A run of records:
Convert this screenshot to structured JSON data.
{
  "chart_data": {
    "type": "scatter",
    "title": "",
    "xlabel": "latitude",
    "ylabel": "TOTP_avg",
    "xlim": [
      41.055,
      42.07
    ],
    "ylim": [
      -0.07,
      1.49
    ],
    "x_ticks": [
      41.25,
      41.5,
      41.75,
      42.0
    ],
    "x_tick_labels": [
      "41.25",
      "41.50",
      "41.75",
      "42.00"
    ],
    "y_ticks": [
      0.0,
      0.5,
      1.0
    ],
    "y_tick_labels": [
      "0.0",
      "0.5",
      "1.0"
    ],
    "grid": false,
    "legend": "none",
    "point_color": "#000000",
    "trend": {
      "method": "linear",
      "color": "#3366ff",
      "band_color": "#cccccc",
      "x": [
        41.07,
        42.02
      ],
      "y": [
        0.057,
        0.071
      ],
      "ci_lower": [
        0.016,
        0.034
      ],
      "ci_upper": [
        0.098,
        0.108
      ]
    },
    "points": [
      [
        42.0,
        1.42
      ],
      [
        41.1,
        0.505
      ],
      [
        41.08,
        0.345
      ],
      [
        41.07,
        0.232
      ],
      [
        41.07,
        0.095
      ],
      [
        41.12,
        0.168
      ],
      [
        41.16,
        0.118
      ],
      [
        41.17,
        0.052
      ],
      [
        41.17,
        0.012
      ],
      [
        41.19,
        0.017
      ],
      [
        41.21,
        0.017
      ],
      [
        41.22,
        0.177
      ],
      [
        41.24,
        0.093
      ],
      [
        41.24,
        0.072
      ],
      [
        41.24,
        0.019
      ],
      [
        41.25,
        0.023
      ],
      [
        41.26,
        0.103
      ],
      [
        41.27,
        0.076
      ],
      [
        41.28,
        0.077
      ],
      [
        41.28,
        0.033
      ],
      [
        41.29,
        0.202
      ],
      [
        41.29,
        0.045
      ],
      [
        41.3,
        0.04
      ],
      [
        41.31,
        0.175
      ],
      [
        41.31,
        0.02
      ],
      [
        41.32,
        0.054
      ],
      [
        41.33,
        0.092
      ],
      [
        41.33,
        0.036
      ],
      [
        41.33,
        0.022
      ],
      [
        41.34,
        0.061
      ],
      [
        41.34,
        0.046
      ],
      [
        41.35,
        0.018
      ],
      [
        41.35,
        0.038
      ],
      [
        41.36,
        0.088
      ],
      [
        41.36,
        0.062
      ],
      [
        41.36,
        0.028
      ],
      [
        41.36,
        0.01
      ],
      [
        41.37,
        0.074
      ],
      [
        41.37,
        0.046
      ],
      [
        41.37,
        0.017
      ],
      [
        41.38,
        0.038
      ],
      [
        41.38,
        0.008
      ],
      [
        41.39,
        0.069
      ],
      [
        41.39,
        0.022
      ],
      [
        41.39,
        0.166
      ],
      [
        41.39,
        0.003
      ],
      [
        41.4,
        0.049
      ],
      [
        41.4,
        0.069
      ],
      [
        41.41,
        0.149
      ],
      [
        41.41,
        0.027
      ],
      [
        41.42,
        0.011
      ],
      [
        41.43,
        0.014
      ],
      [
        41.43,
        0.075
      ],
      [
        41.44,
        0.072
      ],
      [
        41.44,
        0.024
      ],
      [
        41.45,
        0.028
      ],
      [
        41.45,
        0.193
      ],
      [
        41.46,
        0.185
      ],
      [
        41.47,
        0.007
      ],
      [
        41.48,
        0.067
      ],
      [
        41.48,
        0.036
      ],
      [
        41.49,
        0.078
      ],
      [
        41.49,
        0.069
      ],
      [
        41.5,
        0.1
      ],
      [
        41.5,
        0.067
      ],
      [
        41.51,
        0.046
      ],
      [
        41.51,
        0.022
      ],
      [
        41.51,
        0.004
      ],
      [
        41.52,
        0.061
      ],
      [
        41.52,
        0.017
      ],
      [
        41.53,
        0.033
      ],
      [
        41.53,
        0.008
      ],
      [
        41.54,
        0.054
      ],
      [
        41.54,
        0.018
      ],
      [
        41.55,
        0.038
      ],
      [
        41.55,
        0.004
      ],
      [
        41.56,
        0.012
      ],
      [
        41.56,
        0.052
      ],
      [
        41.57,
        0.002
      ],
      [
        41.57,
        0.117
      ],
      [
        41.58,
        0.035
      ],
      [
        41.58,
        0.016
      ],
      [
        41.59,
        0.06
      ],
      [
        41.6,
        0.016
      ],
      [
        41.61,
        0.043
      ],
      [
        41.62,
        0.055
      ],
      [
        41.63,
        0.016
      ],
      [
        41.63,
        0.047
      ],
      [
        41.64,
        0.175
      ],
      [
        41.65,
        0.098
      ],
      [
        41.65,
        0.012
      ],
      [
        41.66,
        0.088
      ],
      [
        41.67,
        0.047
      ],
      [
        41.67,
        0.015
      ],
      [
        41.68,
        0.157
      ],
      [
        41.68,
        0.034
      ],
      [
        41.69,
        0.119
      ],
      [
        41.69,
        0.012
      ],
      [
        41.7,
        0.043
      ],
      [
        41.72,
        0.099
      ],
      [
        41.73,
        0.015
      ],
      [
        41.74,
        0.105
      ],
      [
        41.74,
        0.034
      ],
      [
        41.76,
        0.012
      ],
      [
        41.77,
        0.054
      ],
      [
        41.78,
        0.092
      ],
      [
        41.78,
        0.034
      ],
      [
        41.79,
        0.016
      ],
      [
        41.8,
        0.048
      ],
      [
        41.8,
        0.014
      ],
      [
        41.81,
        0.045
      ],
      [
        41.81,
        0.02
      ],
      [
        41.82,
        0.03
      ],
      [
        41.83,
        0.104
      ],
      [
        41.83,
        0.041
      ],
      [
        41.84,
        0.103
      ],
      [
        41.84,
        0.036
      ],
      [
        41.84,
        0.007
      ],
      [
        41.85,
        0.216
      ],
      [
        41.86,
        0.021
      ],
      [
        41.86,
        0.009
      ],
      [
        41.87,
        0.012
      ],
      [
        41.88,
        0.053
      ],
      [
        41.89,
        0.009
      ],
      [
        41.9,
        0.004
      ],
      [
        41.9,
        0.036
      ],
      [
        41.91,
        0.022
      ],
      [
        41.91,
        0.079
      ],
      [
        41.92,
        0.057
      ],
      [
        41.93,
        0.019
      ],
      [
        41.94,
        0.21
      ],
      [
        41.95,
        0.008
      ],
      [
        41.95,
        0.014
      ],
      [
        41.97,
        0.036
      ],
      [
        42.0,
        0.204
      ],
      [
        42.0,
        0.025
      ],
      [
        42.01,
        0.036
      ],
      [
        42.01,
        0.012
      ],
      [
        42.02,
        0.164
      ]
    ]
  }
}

> **SET EXERCISE**
Quote every line of the data, word for word.

> **EXERCISE ANSWER**
Convert this screenshot to structured JSON data.
{
  "chart_data": {
    "type": "scatter",
    "title": "",
    "xlabel": "latitude",
    "ylabel": "TOTP_avg",
    "xlim": [
      41.055,
      42.07
    ],
    "ylim": [
      -0.07,
      1.49
    ],
    "x_ticks": [
      41.25,
      41.5,
      41.75,
      42.0
    ],
    "x_tick_labels": [
      "41.25",
      "41.50",
      "41.75",
      "42.00"
    ],
    "y_ticks": [
      0.0,
      0.5,
      1.0
    ],
    "y_tick_labels": [
      "0.0",
      "0.5",
      "1.0"
    ],
    "grid": false,
    "legend": "none",
    "point_color": "#000000",
    "trend": {
      "method": "linear",
      "color": "#3366ff",
      "band_color": "#cccccc",
      "x": [
        41.07,
        42.02
      ],
      "y": [
        0.057,
        0.071
      ],
      "ci_lower": [
        0.016,
        0.034
      ],
      "ci_upper": [
        0.098,
        0.108
      ]
    },
    "points": [
      [
        42.0,
        1.42
      ],
      [
        41.1,
        0.505
      ],
      [
        41.08,
        0.345
      ],
      [
        41.07,
        0.232
      ],
      [
        41.07,
        0.095
      ],
      [
        41.12,
        0.168
      ],
      [
        41.16,
        0.118
      ],
      [
        41.17,
        0.052
      ],
      [
        41.17,
        0.012
      ],
      [
        41.19,
        0.017
      ],
      [
        41.21,
        0.017
      ],
      [
        41.22,
        0.177
      ],
      [
        41.24,
        0.093
      ],
      [
        41.24,
        0.072
      ],
      [
        41.24,
        0.019
      ],
      [
        41.25,
        0.023
      ],
      [
        41.26,
        0.103
      ],
      [
        41.27,
        0.076
      ],
      [
        41.28,
        0.077
      ],
      [
        41.28,
        0.033
      ],
      [
        41.29,
        0.202
      ],
      [
        41.29,
        0.045
      ],
      [
        41.3,
        0.04
      ],
      [
        41.31,
        0.175
      ],
      [
        41.31,
        0.02
      ],
      [
        41.32,
        0.054
      ],
      [
        41.33,
        0.092
      ],
      [
        41.33,
        0.036
      ],
      [
        41.33,
        0.022
      ],
      [
        41.34,
        0.061
      ],
      [
        41.34,
        0.046
      ],
      [
        41.35,
        0.018
      ],
      [
        41.35,
        0.038
      ],
      [
        41.36,
        0.088
      ],
      [
        41.36,
        0.062
      ],
      [
        41.36,
        0.028
      ],
      [
        41.36,
        0.01
      ],
      [
        41.37,
        0.074
      ],
      [
        41.37,
        0.046
      ],
      [
        41.37,
        0.017
      ],
      [
        41.38,
        0.038
      ],
      [
        41.38,
        0.008
      ],
      [
        41.39,
        0.069
      ],
      [
        41.39,
        0.022
      ],
      [
        41.39,
        0.166
      ],
      [
        41.39,
        0.003
      ],
      [
        41.4,
        0.049
      ],
      [
        41.4,
        0.069
      ],
      [
        41.41,
        0.149
      ],
      [
        41.41,
        0.027
      ],
      [
        41.42,
        0.011
      ],
      [
        41.43,
        0.014
      ],
      [
        41.43,
        0.075
      ],
      [
        41.44,
        0.072
      ],
      [
        41.44,
        0.024
      ],
      [
        41.45,
        0.028
      ],
      [
        41.45,
        0.193
      ],
      [
        41.46,
        0.185
      ],
      [
        41.47,
        0.007
      ],
      [
        41.48,
        0.067
      ],
      [
        41.48,
        0.036
      ],
      [
        41.49,
        0.078
      ],
      [
        41.49,
        0.069
      ],
      [
        41.5,
        0.1
      ],
      [
        41.5,
        0.067
      ],
      [
        41.51,
        0.046
      ],
      [
        41.51,
        0.022
      ],
      [
        41.51,
        0.004
      ],
      [
        41.52,
        0.061
      ],
      [
        41.52,
        0.017
      ],
      [
        41.53,
        0.033
      ],
      [
        41.53,
        0.008
      ],
      [
        41.54,
        0.054
      ],
      [
        41.54,
        0.018
      ],
      [
        41.55,
        0.038
      ],
      [
        41.55,
        0.004
      ],
      [
        41.56,
        0.012
      ],
      [
        41.56,
        0.052
      ],
      [
        41.57,
        0.002
      ],
      [
        41.57,
        0.117
      ],
      [
        41.58,
        0.035
      ],
      [
        41.58,
        0.016
      ],
      [
        41.59,
        0.06
      ],
      [
        41.6,
        0.016
      ],
      [
        41.61,
        0.043
      ],
      [
        41.62,
        0.055
      ],
      [
        41.63,
        0.016
      ],
      [
        41.63,
        0.047
      ],
      [
        41.64,
        0.175
      ],
      [
        41.65,
        0.098
      ],
      [
        41.65,
        0.012
      ],
      [
        41.66,
        0.088
      ],
      [
        41.67,
        0.047
      ],
      [
        41.67,
        0.015
      ],
      [
        41.68,
        0.157
      ],
      [
        41.68,
        0.034
      ],
      [
        41.69,
        0.119
      ],
      [
        41.69,
        0.012
      ],
      [
        41.7,
        0.043
      ],
      [
        41.72,
        0.099
      ],
      [
        41.73,
        0.015
      ],
      [
        41.74,
        0.105
      ],
      [
        41.74,
        0.034
      ],
      [
        41.76,
        0.012
      ],
      [
        41.77,
        0.054
      ],
      [
        41.78,
        0.092
      ],
      [
        41.78,
        0.034
      ],
      [
        41.79,
        0.016
      ],
      [
        41.8,
        0.048
      ],
      [
        41.8,
        0.014
      ],
      [
        41.81,
        0.045
      ],
      [
        41.81,
        0.02
      ],
      [
        41.82,
        0.03
      ],
      [
        41.83,
        0.104
      ],
      [
        41.83,
        0.041
      ],
      [
        41.84,
        0.103
      ],
      [
        41.84,
        0.036
      ],
      [
        41.84,
        0.007
      ],
      [
        41.85,
        0.216
      ],
      [
        41.86,
        0.021
      ],
      [
        41.86,
        0.009
      ],
      [
        41.87,
        0.012
      ],
      [
        41.88,
        0.053
      ],
      [
        41.89,
        0.009
      ],
      [
        41.9,
        0.004
      ],
      [
        41.9,
        0.036
      ],
      [
        41.91,
        0.022
      ],
      [
        41.91,
        0.079
      ],
      [
        41.92,
        0.057
      ],
      [
        41.93,
        0.019
      ],
      [
        41.94,
        0.21
      ],
      [
        41.95,
        0.008
      ],
      [
        41.95,
        0.014
      ],
      [
        41.97,
        0.036
      ],
      [
        42.0,
        0.204
      ],
      [
        42.0,
        0.025
      ],
      [
        42.01,
        0.036
      ],
      [
        42.01,
        0.012
      ],
      [
        42.02,
        0.164
      ]
    ]
  }
}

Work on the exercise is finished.